*Goal*
Write out the material exactly, without any of its pictures.

-- Start --

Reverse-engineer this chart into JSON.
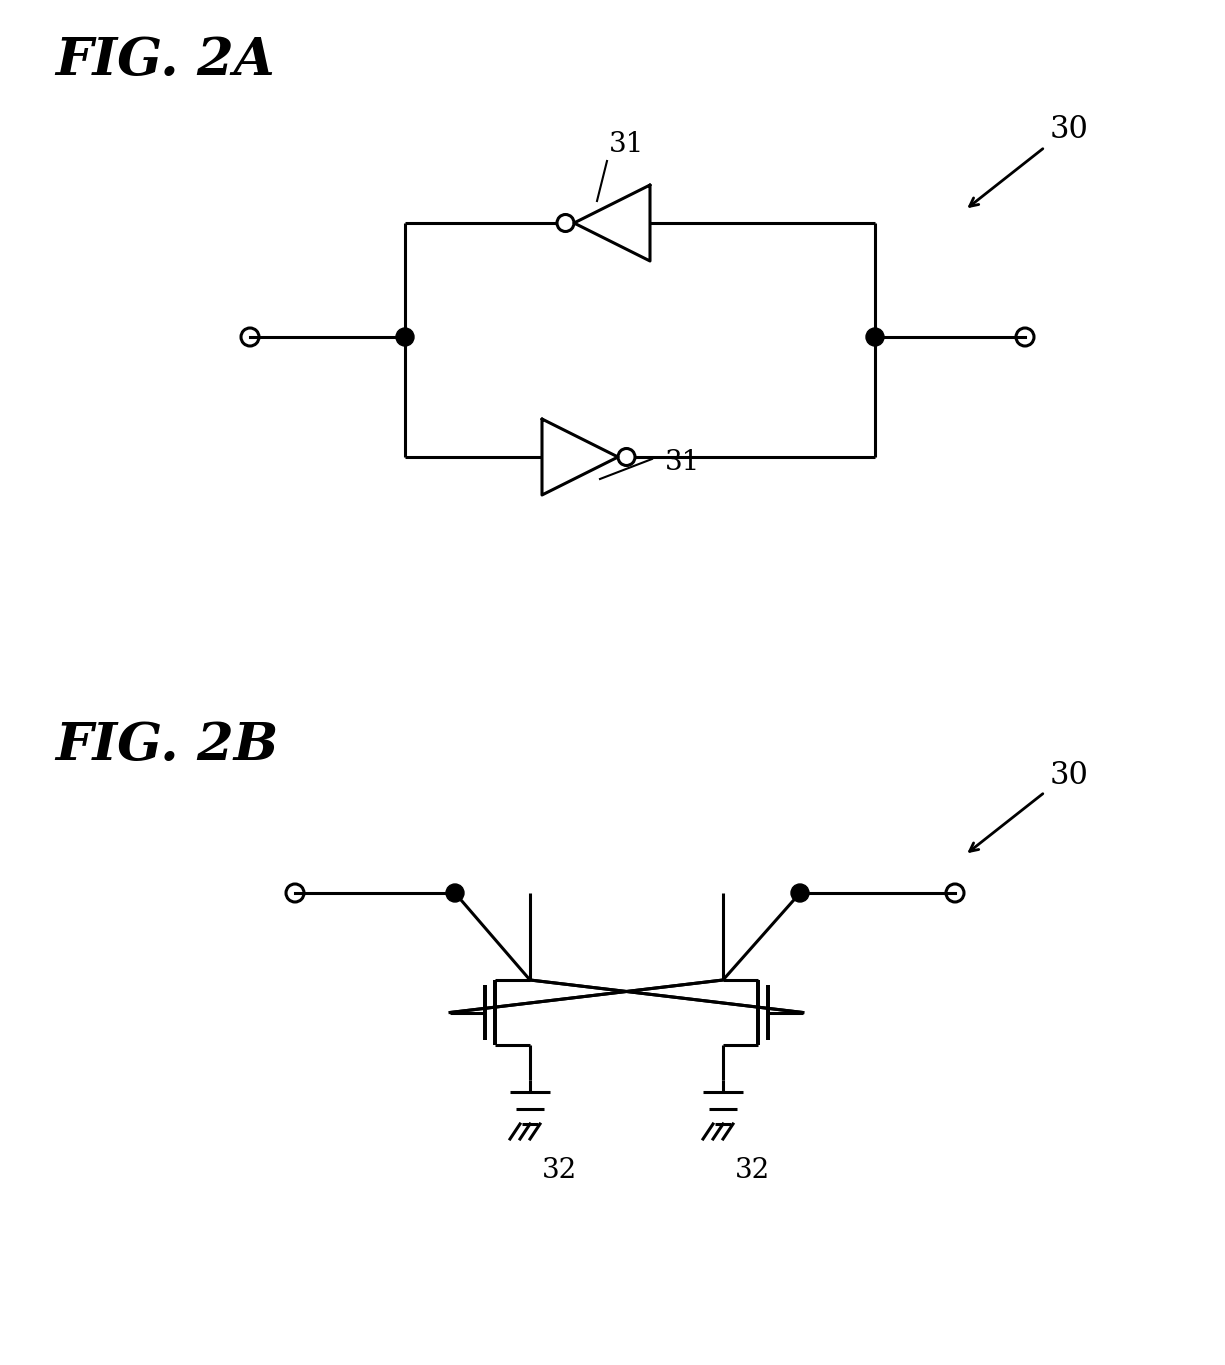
{
  "fig_title_2A": "FIG. 2A",
  "fig_title_2B": "FIG. 2B",
  "label_30": "30",
  "label_31_top": "31",
  "label_31_bot": "31",
  "label_32_left": "32",
  "label_32_right": "32",
  "bg_color": "#ffffff",
  "line_color": "#000000",
  "line_width": 2.2,
  "font_size_title": 38,
  "font_size_label": 20
}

-- End --

*Correct output*
Reverse-engineer this chart into JSON.
{
  "fig_title_2A": "FIG. 2A",
  "fig_title_2B": "FIG. 2B",
  "label_30": "30",
  "label_31_top": "31",
  "label_31_bot": "31",
  "label_32_left": "32",
  "label_32_right": "32",
  "bg_color": "#ffffff",
  "line_color": "#000000",
  "line_width": 2.2,
  "font_size_title": 38,
  "font_size_label": 20
}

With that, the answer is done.